**Problem to solve:**
Produce a verbatim copy of the entries listed below.

**Task inputs:**
"""

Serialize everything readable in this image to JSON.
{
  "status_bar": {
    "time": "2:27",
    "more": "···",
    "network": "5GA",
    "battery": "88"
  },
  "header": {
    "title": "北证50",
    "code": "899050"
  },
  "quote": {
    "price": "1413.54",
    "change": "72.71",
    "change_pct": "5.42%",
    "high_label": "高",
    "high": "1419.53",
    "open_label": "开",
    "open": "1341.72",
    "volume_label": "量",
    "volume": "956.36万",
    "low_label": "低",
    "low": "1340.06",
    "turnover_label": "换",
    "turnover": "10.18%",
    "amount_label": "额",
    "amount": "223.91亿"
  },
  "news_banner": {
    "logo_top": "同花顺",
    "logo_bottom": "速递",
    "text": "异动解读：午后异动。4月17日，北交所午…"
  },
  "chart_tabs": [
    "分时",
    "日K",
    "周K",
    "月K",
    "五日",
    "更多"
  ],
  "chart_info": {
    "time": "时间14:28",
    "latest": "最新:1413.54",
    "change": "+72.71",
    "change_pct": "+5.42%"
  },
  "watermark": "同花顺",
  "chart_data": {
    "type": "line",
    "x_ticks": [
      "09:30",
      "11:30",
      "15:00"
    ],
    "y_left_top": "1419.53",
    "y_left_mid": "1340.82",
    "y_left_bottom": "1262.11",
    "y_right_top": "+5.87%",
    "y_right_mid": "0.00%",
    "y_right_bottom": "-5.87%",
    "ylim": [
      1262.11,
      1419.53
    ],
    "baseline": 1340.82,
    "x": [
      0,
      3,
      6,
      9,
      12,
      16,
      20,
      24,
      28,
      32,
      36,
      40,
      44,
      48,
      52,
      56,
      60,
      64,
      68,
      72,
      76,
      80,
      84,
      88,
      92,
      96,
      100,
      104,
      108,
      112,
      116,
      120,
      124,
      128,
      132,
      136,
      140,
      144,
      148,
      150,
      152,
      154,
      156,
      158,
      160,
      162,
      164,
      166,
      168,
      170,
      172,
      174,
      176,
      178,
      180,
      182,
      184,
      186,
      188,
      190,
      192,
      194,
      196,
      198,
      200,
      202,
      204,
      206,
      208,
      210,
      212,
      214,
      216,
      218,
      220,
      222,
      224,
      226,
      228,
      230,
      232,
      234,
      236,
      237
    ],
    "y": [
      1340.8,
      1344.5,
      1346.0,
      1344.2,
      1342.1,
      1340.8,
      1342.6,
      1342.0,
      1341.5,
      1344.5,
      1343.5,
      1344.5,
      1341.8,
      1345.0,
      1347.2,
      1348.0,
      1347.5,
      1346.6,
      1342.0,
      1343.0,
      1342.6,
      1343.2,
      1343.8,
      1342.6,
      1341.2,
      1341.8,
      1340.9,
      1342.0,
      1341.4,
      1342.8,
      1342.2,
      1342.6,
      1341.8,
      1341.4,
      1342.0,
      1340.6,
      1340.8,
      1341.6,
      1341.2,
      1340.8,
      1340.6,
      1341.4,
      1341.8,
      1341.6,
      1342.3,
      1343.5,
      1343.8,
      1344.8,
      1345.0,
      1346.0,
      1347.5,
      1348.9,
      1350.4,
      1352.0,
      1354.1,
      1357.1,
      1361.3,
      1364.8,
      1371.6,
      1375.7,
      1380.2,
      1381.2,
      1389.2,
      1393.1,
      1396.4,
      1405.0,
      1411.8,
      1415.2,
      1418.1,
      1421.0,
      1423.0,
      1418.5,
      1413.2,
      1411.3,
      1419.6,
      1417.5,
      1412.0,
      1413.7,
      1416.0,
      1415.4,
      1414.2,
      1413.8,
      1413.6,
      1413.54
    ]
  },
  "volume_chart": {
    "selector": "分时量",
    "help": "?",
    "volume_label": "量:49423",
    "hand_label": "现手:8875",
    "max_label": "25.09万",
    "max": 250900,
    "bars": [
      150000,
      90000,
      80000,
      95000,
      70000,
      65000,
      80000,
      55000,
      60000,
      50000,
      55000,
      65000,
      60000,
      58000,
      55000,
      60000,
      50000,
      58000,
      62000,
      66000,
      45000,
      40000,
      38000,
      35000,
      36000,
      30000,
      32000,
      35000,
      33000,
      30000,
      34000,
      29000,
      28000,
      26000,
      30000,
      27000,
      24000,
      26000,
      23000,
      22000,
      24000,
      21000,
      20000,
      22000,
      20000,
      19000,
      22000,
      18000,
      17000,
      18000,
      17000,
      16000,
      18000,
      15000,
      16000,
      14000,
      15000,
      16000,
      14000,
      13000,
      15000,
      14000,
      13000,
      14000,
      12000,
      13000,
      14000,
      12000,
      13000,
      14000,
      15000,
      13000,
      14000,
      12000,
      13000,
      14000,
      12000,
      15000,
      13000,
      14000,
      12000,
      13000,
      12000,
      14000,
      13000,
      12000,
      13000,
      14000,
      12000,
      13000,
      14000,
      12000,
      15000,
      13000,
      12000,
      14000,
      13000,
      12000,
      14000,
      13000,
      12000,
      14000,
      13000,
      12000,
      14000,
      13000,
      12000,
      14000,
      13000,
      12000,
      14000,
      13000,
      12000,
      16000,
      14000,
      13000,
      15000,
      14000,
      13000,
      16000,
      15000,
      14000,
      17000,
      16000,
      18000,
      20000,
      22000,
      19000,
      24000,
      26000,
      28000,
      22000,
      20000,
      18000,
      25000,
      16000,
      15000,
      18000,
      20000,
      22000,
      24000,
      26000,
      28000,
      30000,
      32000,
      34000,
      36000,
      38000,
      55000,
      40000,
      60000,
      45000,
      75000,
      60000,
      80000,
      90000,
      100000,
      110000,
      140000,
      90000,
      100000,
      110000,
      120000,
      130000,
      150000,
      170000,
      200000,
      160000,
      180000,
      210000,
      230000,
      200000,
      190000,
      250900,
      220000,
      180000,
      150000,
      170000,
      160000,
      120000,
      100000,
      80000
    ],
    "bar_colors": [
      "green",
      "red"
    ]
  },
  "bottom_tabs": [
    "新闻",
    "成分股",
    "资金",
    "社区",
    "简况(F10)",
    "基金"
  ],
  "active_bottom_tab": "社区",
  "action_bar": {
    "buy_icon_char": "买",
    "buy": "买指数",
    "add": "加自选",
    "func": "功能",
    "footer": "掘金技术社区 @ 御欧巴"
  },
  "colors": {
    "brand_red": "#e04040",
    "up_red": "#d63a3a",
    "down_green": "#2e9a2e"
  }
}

"""

**Result of the exercise:**
Serialize everything readable in this image to JSON.
{
  "status_bar": {
    "time": "2:27",
    "more": "···",
    "network": "5GA",
    "battery": "88"
  },
  "header": {
    "title": "北证50",
    "code": "899050"
  },
  "quote": {
    "price": "1413.54",
    "change": "72.71",
    "change_pct": "5.42%",
    "high_label": "高",
    "high": "1419.53",
    "open_label": "开",
    "open": "1341.72",
    "volume_label": "量",
    "volume": "956.36万",
    "low_label": "低",
    "low": "1340.06",
    "turnover_label": "换",
    "turnover": "10.18%",
    "amount_label": "额",
    "amount": "223.91亿"
  },
  "news_banner": {
    "logo_top": "同花顺",
    "logo_bottom": "速递",
    "text": "异动解读：午后异动。4月17日，北交所午…"
  },
  "chart_tabs": [
    "分时",
    "日K",
    "周K",
    "月K",
    "五日",
    "更多"
  ],
  "chart_info": {
    "time": "时间14:28",
    "latest": "最新:1413.54",
    "change": "+72.71",
    "change_pct": "+5.42%"
  },
  "watermark": "同花顺",
  "chart_data": {
    "type": "line",
    "x_ticks": [
      "09:30",
      "11:30",
      "15:00"
    ],
    "y_left_top": "1419.53",
    "y_left_mid": "1340.82",
    "y_left_bottom": "1262.11",
    "y_right_top": "+5.87%",
    "y_right_mid": "0.00%",
    "y_right_bottom": "-5.87%",
    "ylim": [
      1262.11,
      1419.53
    ],
    "baseline": 1340.82,
    "x": [
      0,
      3,
      6,
      9,
      12,
      16,
      20,
      24,
      28,
      32,
      36,
      40,
      44,
      48,
      52,
      56,
      60,
      64,
      68,
      72,
      76,
      80,
      84,
      88,
      92,
      96,
      100,
      104,
      108,
      112,
      116,
      120,
      124,
      128,
      132,
      136,
      140,
      144,
      148,
      150,
      152,
      154,
      156,
      158,
      160,
      162,
      164,
      166,
      168,
      170,
      172,
      174,
      176,
      178,
      180,
      182,
      184,
      186,
      188,
      190,
      192,
      194,
      196,
      198,
      200,
      202,
      204,
      206,
      208,
      210,
      212,
      214,
      216,
      218,
      220,
      222,
      224,
      226,
      228,
      230,
      232,
      234,
      236,
      237
    ],
    "y": [
      1340.8,
      1344.5,
      1346.0,
      1344.2,
      1342.1,
      1340.8,
      1342.6,
      1342.0,
      1341.5,
      1344.5,
      1343.5,
      1344.5,
      1341.8,
      1345.0,
      1347.2,
      1348.0,
      1347.5,
      1346.6,
      1342.0,
      1343.0,
      1342.6,
      1343.2,
      1343.8,
      1342.6,
      1341.2,
      1341.8,
      1340.9,
      1342.0,
      1341.4,
      1342.8,
      1342.2,
      1342.6,
      1341.8,
      1341.4,
      1342.0,
      1340.6,
      1340.8,
      1341.6,
      1341.2,
      1340.8,
      1340.6,
      1341.4,
      1341.8,
      1341.6,
      1342.3,
      1343.5,
      1343.8,
      1344.8,
      1345.0,
      1346.0,
      1347.5,
      1348.9,
      1350.4,
      1352.0,
      1354.1,
      1357.1,
      1361.3,
      1364.8,
      1371.6,
      1375.7,
      1380.2,
      1381.2,
      1389.2,
      1393.1,
      1396.4,
      1405.0,
      1411.8,
      1415.2,
      1418.1,
      1421.0,
      1423.0,
      1418.5,
      1413.2,
      1411.3,
      1419.6,
      1417.5,
      1412.0,
      1413.7,
      1416.0,
      1415.4,
      1414.2,
      1413.8,
      1413.6,
      1413.54
    ]
  },
  "volume_chart": {
    "selector": "分时量",
    "help": "?",
    "volume_label": "量:49423",
    "hand_label": "现手:8875",
    "max_label": "25.09万",
    "max": 250900,
    "bars": [
      150000,
      90000,
      80000,
      95000,
      70000,
      65000,
      80000,
      55000,
      60000,
      50000,
      55000,
      65000,
      60000,
      58000,
      55000,
      60000,
      50000,
      58000,
      62000,
      66000,
      45000,
      40000,
      38000,
      35000,
      36000,
      30000,
      32000,
      35000,
      33000,
      30000,
      34000,
      29000,
      28000,
      26000,
      30000,
      27000,
      24000,
      26000,
      23000,
      22000,
      24000,
      21000,
      20000,
      22000,
      20000,
      19000,
      22000,
      18000,
      17000,
      18000,
      17000,
      16000,
      18000,
      15000,
      16000,
      14000,
      15000,
      16000,
      14000,
      13000,
      15000,
      14000,
      13000,
      14000,
      12000,
      13000,
      14000,
      12000,
      13000,
      14000,
      15000,
      13000,
      14000,
      12000,
      13000,
      14000,
      12000,
      15000,
      13000,
      14000,
      12000,
      13000,
      12000,
      14000,
      13000,
      12000,
      13000,
      14000,
      12000,
      13000,
      14000,
      12000,
      15000,
      13000,
      12000,
      14000,
      13000,
      12000,
      14000,
      13000,
      12000,
      14000,
      13000,
      12000,
      14000,
      13000,
      12000,
      14000,
      13000,
      12000,
      14000,
      13000,
      12000,
      16000,
      14000,
      13000,
      15000,
      14000,
      13000,
      16000,
      15000,
      14000,
      17000,
      16000,
      18000,
      20000,
      22000,
      19000,
      24000,
      26000,
      28000,
      22000,
      20000,
      18000,
      25000,
      16000,
      15000,
      18000,
      20000,
      22000,
      24000,
      26000,
      28000,
      30000,
      32000,
      34000,
      36000,
      38000,
      55000,
      40000,
      60000,
      45000,
      75000,
      60000,
      80000,
      90000,
      100000,
      110000,
      140000,
      90000,
      100000,
      110000,
      120000,
      130000,
      150000,
      170000,
      200000,
      160000,
      180000,
      210000,
      230000,
      200000,
      190000,
      250900,
      220000,
      180000,
      150000,
      170000,
      160000,
      120000,
      100000,
      80000
    ],
    "bar_colors": [
      "green",
      "red"
    ]
  },
  "bottom_tabs": [
    "新闻",
    "成分股",
    "资金",
    "社区",
    "简况(F10)",
    "基金"
  ],
  "active_bottom_tab": "社区",
  "action_bar": {
    "buy_icon_char": "买",
    "buy": "买指数",
    "add": "加自选",
    "func": "功能",
    "footer": "掘金技术社区 @ 御欧巴"
  },
  "colors": {
    "brand_red": "#e04040",
    "up_red": "#d63a3a",
    "down_green": "#2e9a2e"
  }
}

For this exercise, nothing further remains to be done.